Each line that includes the word "lách" counts once; give the total and nothing more.
───── Extracted information ─────
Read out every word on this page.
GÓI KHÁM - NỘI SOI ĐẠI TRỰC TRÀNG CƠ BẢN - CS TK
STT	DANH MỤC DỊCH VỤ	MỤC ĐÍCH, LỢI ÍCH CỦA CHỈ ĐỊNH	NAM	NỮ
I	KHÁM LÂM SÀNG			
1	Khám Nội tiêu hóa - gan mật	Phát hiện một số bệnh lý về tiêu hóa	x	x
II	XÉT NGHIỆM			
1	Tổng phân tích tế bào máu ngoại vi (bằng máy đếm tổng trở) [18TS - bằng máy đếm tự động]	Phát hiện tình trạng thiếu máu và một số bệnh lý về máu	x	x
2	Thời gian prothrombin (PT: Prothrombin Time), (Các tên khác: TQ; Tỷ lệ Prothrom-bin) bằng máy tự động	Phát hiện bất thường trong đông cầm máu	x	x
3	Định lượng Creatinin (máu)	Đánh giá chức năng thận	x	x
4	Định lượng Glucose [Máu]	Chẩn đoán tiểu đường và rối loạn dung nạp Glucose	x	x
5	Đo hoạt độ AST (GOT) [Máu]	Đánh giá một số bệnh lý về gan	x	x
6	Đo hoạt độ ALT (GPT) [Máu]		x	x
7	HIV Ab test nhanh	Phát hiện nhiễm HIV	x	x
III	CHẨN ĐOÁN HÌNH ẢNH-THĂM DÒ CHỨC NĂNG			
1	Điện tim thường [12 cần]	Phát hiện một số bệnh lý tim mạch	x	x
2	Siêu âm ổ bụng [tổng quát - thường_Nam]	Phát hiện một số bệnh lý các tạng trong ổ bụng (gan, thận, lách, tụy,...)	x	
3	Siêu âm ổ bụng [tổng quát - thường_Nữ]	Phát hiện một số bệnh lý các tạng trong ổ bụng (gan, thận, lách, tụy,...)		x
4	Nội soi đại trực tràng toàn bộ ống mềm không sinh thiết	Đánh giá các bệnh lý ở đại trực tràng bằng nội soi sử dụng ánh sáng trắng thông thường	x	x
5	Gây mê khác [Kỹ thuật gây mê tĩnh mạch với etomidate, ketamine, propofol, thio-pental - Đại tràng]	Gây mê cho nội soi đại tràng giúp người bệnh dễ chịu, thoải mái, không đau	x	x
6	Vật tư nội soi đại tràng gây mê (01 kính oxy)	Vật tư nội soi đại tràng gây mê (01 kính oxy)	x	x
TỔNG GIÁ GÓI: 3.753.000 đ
─────
▸ **Solution for this problem**: 2